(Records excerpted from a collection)
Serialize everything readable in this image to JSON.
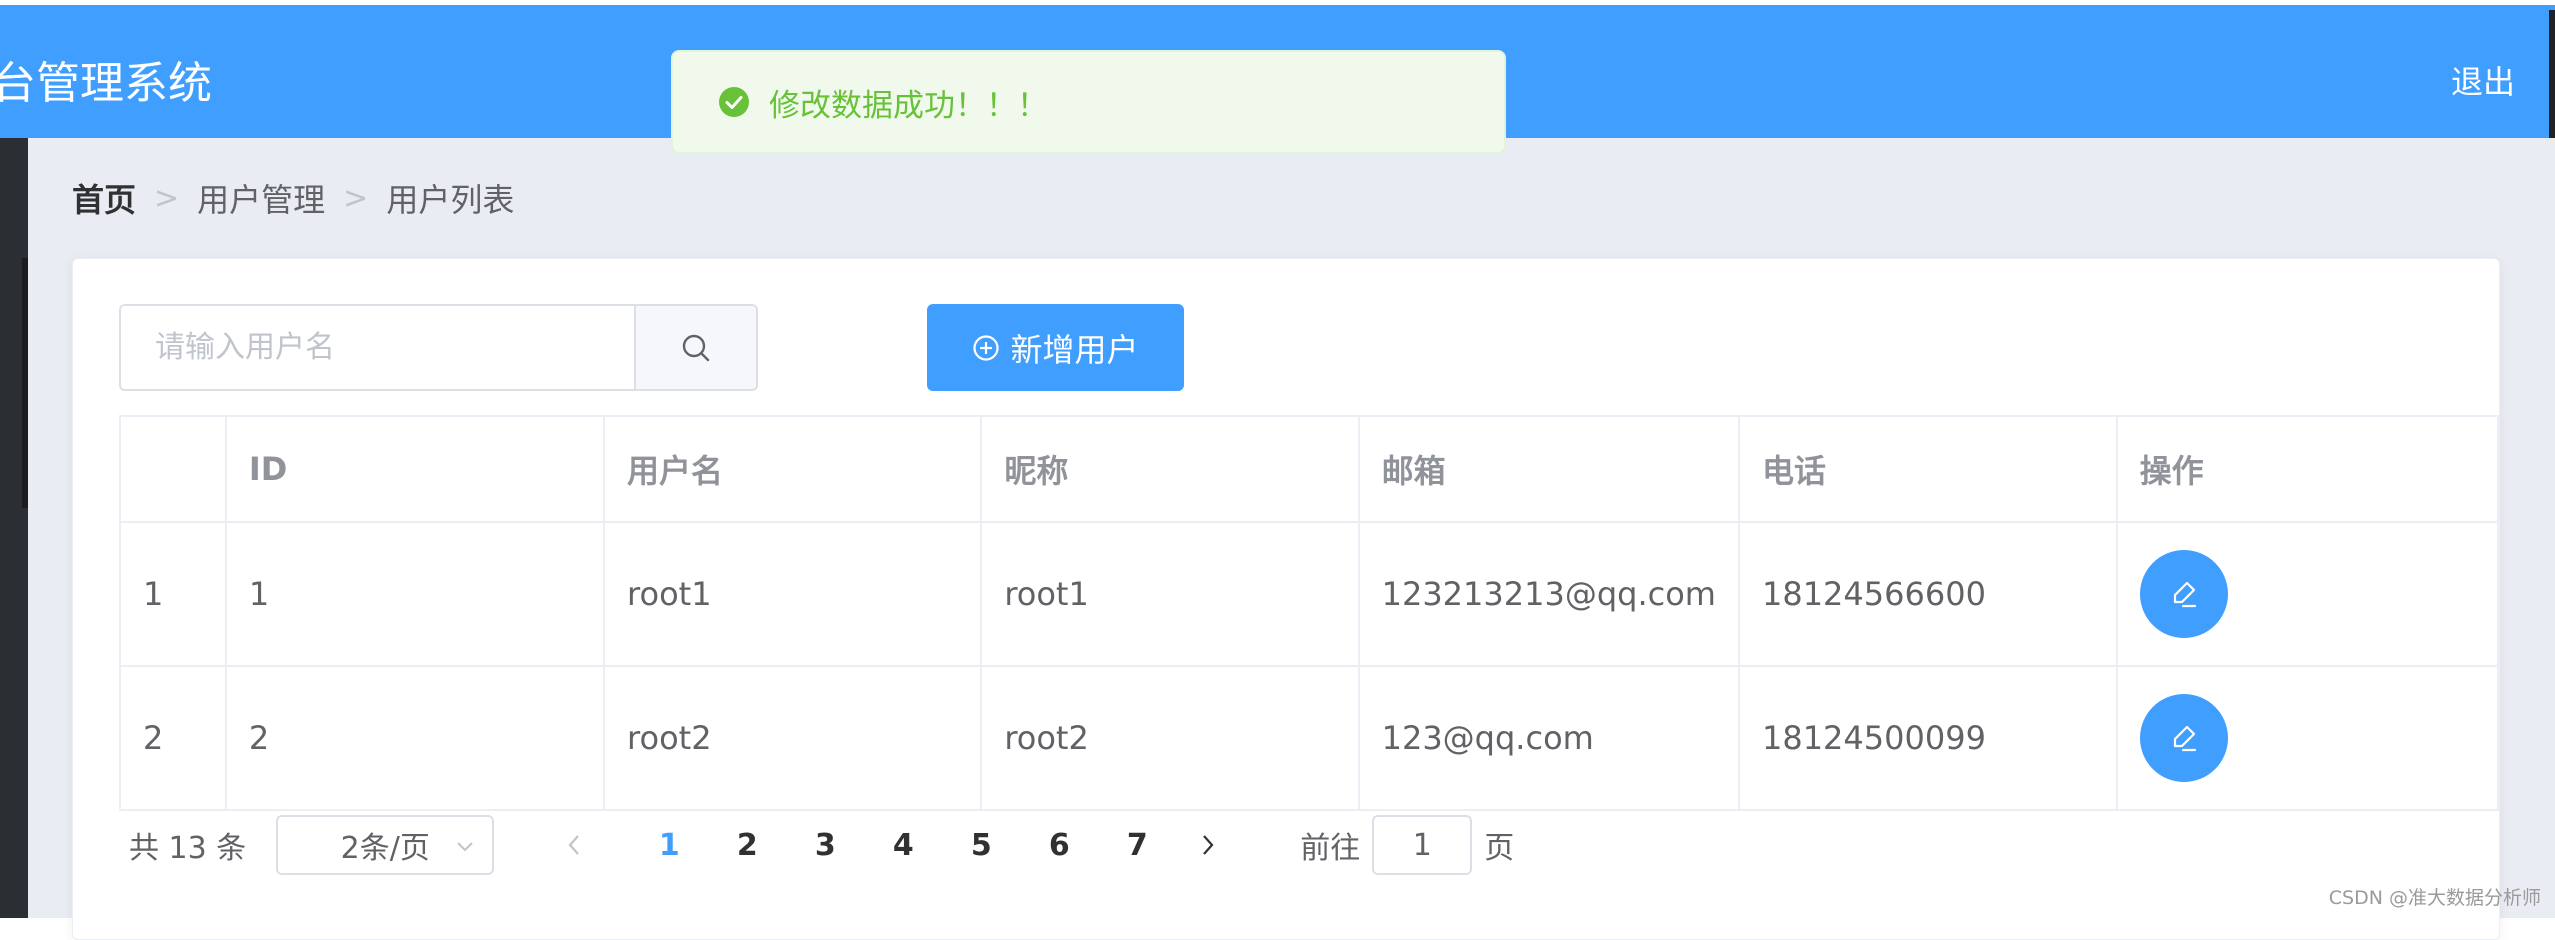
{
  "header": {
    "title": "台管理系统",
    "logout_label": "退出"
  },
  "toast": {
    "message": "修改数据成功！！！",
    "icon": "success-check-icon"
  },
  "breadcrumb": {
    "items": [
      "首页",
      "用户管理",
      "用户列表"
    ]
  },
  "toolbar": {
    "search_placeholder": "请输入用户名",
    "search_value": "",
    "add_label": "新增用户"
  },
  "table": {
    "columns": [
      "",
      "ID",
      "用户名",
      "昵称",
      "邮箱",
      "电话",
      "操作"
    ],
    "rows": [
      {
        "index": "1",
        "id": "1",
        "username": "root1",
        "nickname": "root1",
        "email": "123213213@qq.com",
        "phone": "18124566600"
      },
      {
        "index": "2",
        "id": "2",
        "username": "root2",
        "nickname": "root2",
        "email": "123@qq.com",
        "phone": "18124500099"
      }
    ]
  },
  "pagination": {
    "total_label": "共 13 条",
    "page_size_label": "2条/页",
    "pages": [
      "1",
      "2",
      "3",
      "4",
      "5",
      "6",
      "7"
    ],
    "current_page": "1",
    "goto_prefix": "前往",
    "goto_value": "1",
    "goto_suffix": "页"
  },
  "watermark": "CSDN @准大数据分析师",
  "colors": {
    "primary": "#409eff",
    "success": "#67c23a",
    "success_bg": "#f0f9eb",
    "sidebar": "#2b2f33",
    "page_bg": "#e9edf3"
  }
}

▶ _What is needed_: From the data, list each line in which the string "email" appears.

▶ _Solution below_:
        "email": "123213213@qq.com",
        "email": "123@qq.com",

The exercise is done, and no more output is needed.